◆ Stored data:

-- begin --

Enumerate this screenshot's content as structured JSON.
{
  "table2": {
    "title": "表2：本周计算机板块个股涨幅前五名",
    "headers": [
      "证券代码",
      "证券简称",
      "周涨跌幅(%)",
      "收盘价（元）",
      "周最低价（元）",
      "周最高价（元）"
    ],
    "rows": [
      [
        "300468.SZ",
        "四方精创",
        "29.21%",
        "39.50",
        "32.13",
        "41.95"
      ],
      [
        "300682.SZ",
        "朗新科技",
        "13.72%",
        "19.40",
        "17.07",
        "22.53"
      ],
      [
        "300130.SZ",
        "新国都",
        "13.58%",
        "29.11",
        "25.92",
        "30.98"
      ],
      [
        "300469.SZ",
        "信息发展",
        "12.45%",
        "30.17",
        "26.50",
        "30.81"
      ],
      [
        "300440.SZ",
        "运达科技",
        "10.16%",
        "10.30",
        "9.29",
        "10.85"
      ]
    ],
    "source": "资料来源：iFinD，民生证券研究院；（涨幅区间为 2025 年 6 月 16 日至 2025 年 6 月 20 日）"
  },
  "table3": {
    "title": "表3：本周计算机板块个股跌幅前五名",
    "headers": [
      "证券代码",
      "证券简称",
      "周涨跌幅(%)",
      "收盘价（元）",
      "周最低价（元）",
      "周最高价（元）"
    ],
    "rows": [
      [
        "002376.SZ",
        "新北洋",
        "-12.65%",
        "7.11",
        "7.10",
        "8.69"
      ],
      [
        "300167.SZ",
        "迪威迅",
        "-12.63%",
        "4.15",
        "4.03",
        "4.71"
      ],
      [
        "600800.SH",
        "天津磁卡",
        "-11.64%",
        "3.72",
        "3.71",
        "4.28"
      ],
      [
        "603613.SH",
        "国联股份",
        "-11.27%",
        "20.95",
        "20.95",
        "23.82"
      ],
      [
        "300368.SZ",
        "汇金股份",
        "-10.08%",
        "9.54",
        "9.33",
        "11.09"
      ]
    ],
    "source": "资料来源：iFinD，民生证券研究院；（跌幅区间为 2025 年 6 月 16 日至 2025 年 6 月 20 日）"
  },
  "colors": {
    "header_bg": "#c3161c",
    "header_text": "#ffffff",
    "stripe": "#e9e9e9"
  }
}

-- end --

◆ Task description: Check each line of the entries above, and show every one holding the word "民生证券研究院".

◆ Correct response:
    "source": "资料来源：iFinD，民生证券研究院；（涨幅区间为 2025 年 6 月 16 日至 2025 年 6 月 20 日）"
    "source": "资料来源：iFinD，民生证券研究院；（跌幅区间为 2025 年 6 月 16 日至 2025 年 6 月 20 日）"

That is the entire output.